* _Your task_: Type out the data exactly as given. Skip any image.

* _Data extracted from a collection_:

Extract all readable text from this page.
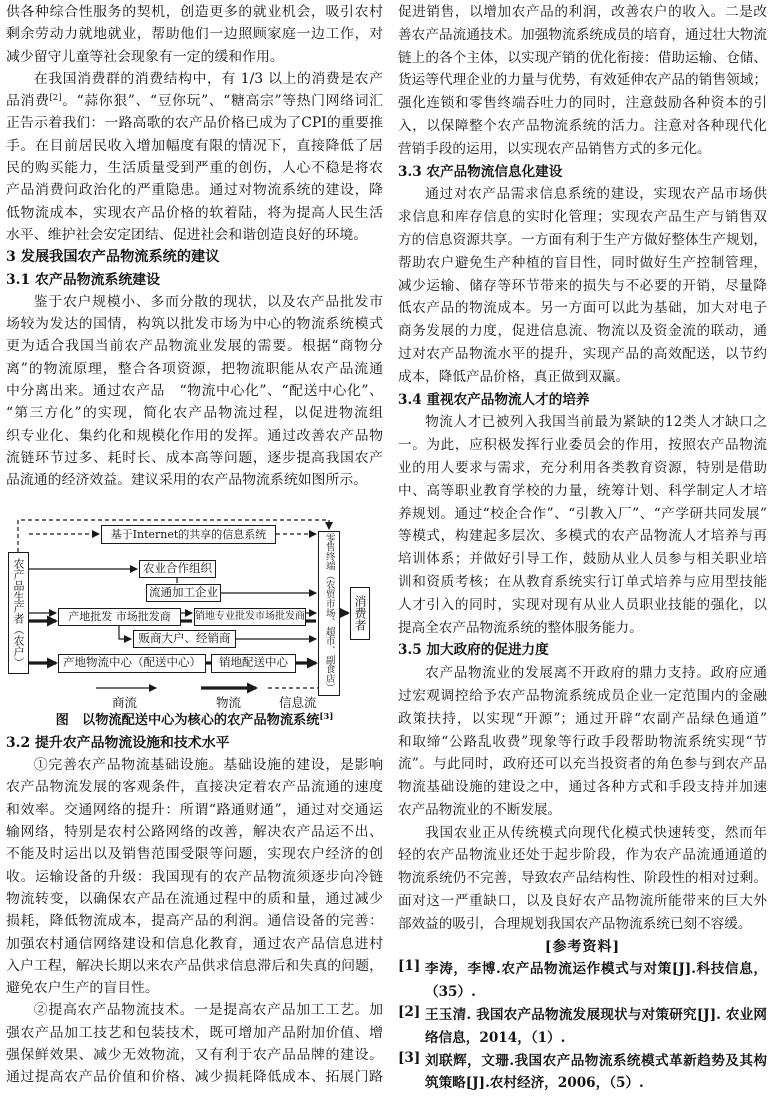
供各种综合性服务的契机，创造更多的就业机会，吸引农村
剩余劳动力就地就业，帮助他们一边照顾家庭一边工作，对
减少留守儿童等社会现象有一定的缓和作用。
在我国消费群的消费结构中，有 1/3 以上的消费是农产
品消费[2]。“蒜你狠”、“豆你玩”、“糖高宗”等热门网络词汇
正告示着我们：一路高歌的农产品价格已成为了CPI的重要推
手。在目前居民收入增加幅度有限的情况下，直接降低了居
民的购买能力，生活质量受到严重的创伤，人心不稳是将农
产品消费问政治化的严重隐患。通过对物流系统的建设，降
低物流成本，实现农产品价格的软着陆，将为提高人民生活
水平、维护社会安定团结、促进社会和谐创造良好的环境。
3 发展我国农产品物流系统的建议
3.1 农产品物流系统建设
鉴于农户规模小、多而分散的现状，以及农产品批发市
场较为发达的国情，构筑以批发市场为中心的物流系统模式
更为适合我国当前农产品物流业发展的需要。根据“商物分
离”的物流原理，整合各项资源，把物流职能从农产品流通
中分离出来。通过农产品　“物流中心化”、“配送中心化”、
“第三方化”的实现，简化农产品物流过程，以促进物流组
织专业化、集约化和规模化作用的发挥。通过改善农产品物
流链环节过多、耗时长、成本高等问题，逐步提高我国农产
品流通的经济效益。建议采用的农产品物流系统如图所示。
基于Internet的共享的信息系统
农产品生产者（农户）	农业合作组织
流通加工企业
产地批发 市场批发商	销地专业批发市场批发商
贩商大户、经销商
产地物流中心（配送中心）	销地配送中心	零售终端（农贸市场、超市、副食店）	消费者
商流	物流	信息流
图　以物流配送中心为核心的农产品物流系统[3]
3.2 提升农产品物流设施和技术水平
①完善农产品物流基础设施。基础设施的建设，是影响
农产品物流发展的客观条件，直接决定着农产品流通的速度
和效率。交通网络的提升：所谓“路通财通”，通过对交通运
输网络，特别是农村公路网络的改善，解决农产品运不出、
不能及时运出以及销售范围受限等问题，实现农户经济的创
收。运输设备的升级：我国现有的农产品物流须逐步向冷链
物流转变，以确保农产品在流通过程中的质和量，通过减少
损耗，降低物流成本，提高产品的利润。通信设备的完善：
加强农村通信网络建设和信息化教育，通过农产品信息进村
入户工程，解决长期以来农产品供求信息滞后和失真的问题，
避免农户生产的盲目性。
②提高农产品物流技术。一是提高农产品加工工艺。加
强农产品加工技艺和包装技术，既可增加产品附加价值、增
强保鲜效果、减少无效物流，又有利于农产品品牌的建设。
通过提高农产品价值和价格、减少损耗降低成本、拓展门路
促进销售，以增加农产品的利润，改善农户的收入。二是改
善农产品流通技术。加强物流系统成员的培育，通过壮大物流
链上的各个主体，以实现产销的优化衔接：借助运输、仓储、
货运等代理企业的力量与优势，有效延伸农产品的销售领域；
强化连锁和零售终端吞吐力的同时，注意鼓励各种资本的引
入，以保障整个农产品物流系统的活力。注意对各种现代化
营销手段的运用，以实现农产品销售方式的多元化。
3.3 农产品物流信息化建设
通过对农产品需求信息系统的建设，实现农产品市场供
求信息和库存信息的实时化管理；实现农产品生产与销售双
方的信息资源共享。一方面有利于生产方做好整体生产规划，
帮助农户避免生产种植的盲目性，同时做好生产控制管理，
减少运输、储存等环节带来的损失与不必要的开销，尽量降
低农产品的物流成本。另一方面可以此为基础，加大对电子
商务发展的力度，促进信息流、物流以及资金流的联动，通
过对农产品物流水平的提升，实现产品的高效配送，以节约
成本，降低产品价格，真正做到双赢。
3.4 重视农产品物流人才的培养
物流人才已被列入我国当前最为紧缺的12类人才缺口之
一。为此，应积极发挥行业委员会的作用，按照农产品物流
业的用人要求与需求，充分利用各类教育资源，特别是借助
中、高等职业教育学校的力量，统筹计划、科学制定人才培
养规划。通过“校企合作”、“引教入厂”、“产学研共同发展”
等模式，构建起多层次、多模式的农产品物流人才培养与再
培训体系；并做好引导工作，鼓励从业人员参与相关职业培
训和资质考核；在从教育系统实行订单式培养与应用型技能
人才引入的同时，实现对现有从业人员职业技能的强化，以
提高全农产品物流系统的整体服务能力。
3.5 加大政府的促进力度
农产品物流业的发展离不开政府的鼎力支持。政府应通
过宏观调控给予农产品物流系统成员企业一定范围内的金融
政策扶持，以实现“开源”；通过开辟“农副产品绿色通道”
和取缔“公路乱收费”现象等行政手段帮助物流系统实现“节
流”。与此同时，政府还可以充当投资者的角色参与到农产品
物流基础设施的建设之中，通过各种方式和手段支持并加速
农产品物流业的不断发展。
我国农业正从传统模式向现代化模式快速转变，然而年
轻的农产品物流业还处于起步阶段，作为农产品流通通道的
物流系统仍不完善，导致农产品结构性、阶段性的相对过剩。
面对这一严重缺口，以及良好农产品物流所能带来的巨大外
部效益的吸引，合理规划我国农产品物流系统已刻不容缓。
[参考资料]
[1] 李涛，李博.农产品物流运作模式与对策[J].科技信息，
（35）.
[2] 王玉清. 我国农产品物流发展现状与对策研究[J]. 农业网
络信息，2014，（1）.
[3] 刘联辉，文珊.我国农产品物流系统模式革新趋势及其构
筑策略[J].农村经济，2006，（5）.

* _Answer to this exercise_:
Extract all readable text from this page.
供各种综合性服务的契机，创造更多的就业机会，吸引农村
剩余劳动力就地就业，帮助他们一边照顾家庭一边工作，对
减少留守儿童等社会现象有一定的缓和作用。
在我国消费群的消费结构中，有 1/3 以上的消费是农产
品消费[2]。“蒜你狠”、“豆你玩”、“糖高宗”等热门网络词汇
正告示着我们：一路高歌的农产品价格已成为了CPI的重要推
手。在目前居民收入增加幅度有限的情况下，直接降低了居
民的购买能力，生活质量受到严重的创伤，人心不稳是将农
产品消费问政治化的严重隐患。通过对物流系统的建设，降
低物流成本，实现农产品价格的软着陆，将为提高人民生活
水平、维护社会安定团结、促进社会和谐创造良好的环境。
3 发展我国农产品物流系统的建议
3.1 农产品物流系统建设
鉴于农户规模小、多而分散的现状，以及农产品批发市
场较为发达的国情，构筑以批发市场为中心的物流系统模式
更为适合我国当前农产品物流业发展的需要。根据“商物分
离”的物流原理，整合各项资源，把物流职能从农产品流通
中分离出来。通过农产品　“物流中心化”、“配送中心化”、
“第三方化”的实现，简化农产品物流过程，以促进物流组
织专业化、集约化和规模化作用的发挥。通过改善农产品物
流链环节过多、耗时长、成本高等问题，逐步提高我国农产
品流通的经济效益。建议采用的农产品物流系统如图所示。
基于Internet的共享的信息系统
农产品生产者（农户）	农业合作组织
流通加工企业
产地批发 市场批发商	销地专业批发市场批发商
贩商大户、经销商
产地物流中心（配送中心）	销地配送中心	零售终端（农贸市场、超市、副食店）	消费者
商流	物流	信息流
图　以物流配送中心为核心的农产品物流系统[3]
3.2 提升农产品物流设施和技术水平
①完善农产品物流基础设施。基础设施的建设，是影响
农产品物流发展的客观条件，直接决定着农产品流通的速度
和效率。交通网络的提升：所谓“路通财通”，通过对交通运
输网络，特别是农村公路网络的改善，解决农产品运不出、
不能及时运出以及销售范围受限等问题，实现农户经济的创
收。运输设备的升级：我国现有的农产品物流须逐步向冷链
物流转变，以确保农产品在流通过程中的质和量，通过减少
损耗，降低物流成本，提高产品的利润。通信设备的完善：
加强农村通信网络建设和信息化教育，通过农产品信息进村
入户工程，解决长期以来农产品供求信息滞后和失真的问题，
避免农户生产的盲目性。
②提高农产品物流技术。一是提高农产品加工工艺。加
强农产品加工技艺和包装技术，既可增加产品附加价值、增
强保鲜效果、减少无效物流，又有利于农产品品牌的建设。
通过提高农产品价值和价格、减少损耗降低成本、拓展门路
促进销售，以增加农产品的利润，改善农户的收入。二是改
善农产品流通技术。加强物流系统成员的培育，通过壮大物流
链上的各个主体，以实现产销的优化衔接：借助运输、仓储、
货运等代理企业的力量与优势，有效延伸农产品的销售领域；
强化连锁和零售终端吞吐力的同时，注意鼓励各种资本的引
入，以保障整个农产品物流系统的活力。注意对各种现代化
营销手段的运用，以实现农产品销售方式的多元化。
3.3 农产品物流信息化建设
通过对农产品需求信息系统的建设，实现农产品市场供
求信息和库存信息的实时化管理；实现农产品生产与销售双
方的信息资源共享。一方面有利于生产方做好整体生产规划，
帮助农户避免生产种植的盲目性，同时做好生产控制管理，
减少运输、储存等环节带来的损失与不必要的开销，尽量降
低农产品的物流成本。另一方面可以此为基础，加大对电子
商务发展的力度，促进信息流、物流以及资金流的联动，通
过对农产品物流水平的提升，实现产品的高效配送，以节约
成本，降低产品价格，真正做到双赢。
3.4 重视农产品物流人才的培养
物流人才已被列入我国当前最为紧缺的12类人才缺口之
一。为此，应积极发挥行业委员会的作用，按照农产品物流
业的用人要求与需求，充分利用各类教育资源，特别是借助
中、高等职业教育学校的力量，统筹计划、科学制定人才培
养规划。通过“校企合作”、“引教入厂”、“产学研共同发展”
等模式，构建起多层次、多模式的农产品物流人才培养与再
培训体系；并做好引导工作，鼓励从业人员参与相关职业培
训和资质考核；在从教育系统实行订单式培养与应用型技能
人才引入的同时，实现对现有从业人员职业技能的强化，以
提高全农产品物流系统的整体服务能力。
3.5 加大政府的促进力度
农产品物流业的发展离不开政府的鼎力支持。政府应通
过宏观调控给予农产品物流系统成员企业一定范围内的金融
政策扶持，以实现“开源”；通过开辟“农副产品绿色通道”
和取缔“公路乱收费”现象等行政手段帮助物流系统实现“节
流”。与此同时，政府还可以充当投资者的角色参与到农产品
物流基础设施的建设之中，通过各种方式和手段支持并加速
农产品物流业的不断发展。
我国农业正从传统模式向现代化模式快速转变，然而年
轻的农产品物流业还处于起步阶段，作为农产品流通通道的
物流系统仍不完善，导致农产品结构性、阶段性的相对过剩。
面对这一严重缺口，以及良好农产品物流所能带来的巨大外
部效益的吸引，合理规划我国农产品物流系统已刻不容缓。
[参考资料]
[1] 李涛，李博.农产品物流运作模式与对策[J].科技信息，
（35）.
[2] 王玉清. 我国农产品物流发展现状与对策研究[J]. 农业网
络信息，2014，（1）.
[3] 刘联辉，文珊.我国农产品物流系统模式革新趋势及其构
筑策略[J].农村经济，2006，（5）.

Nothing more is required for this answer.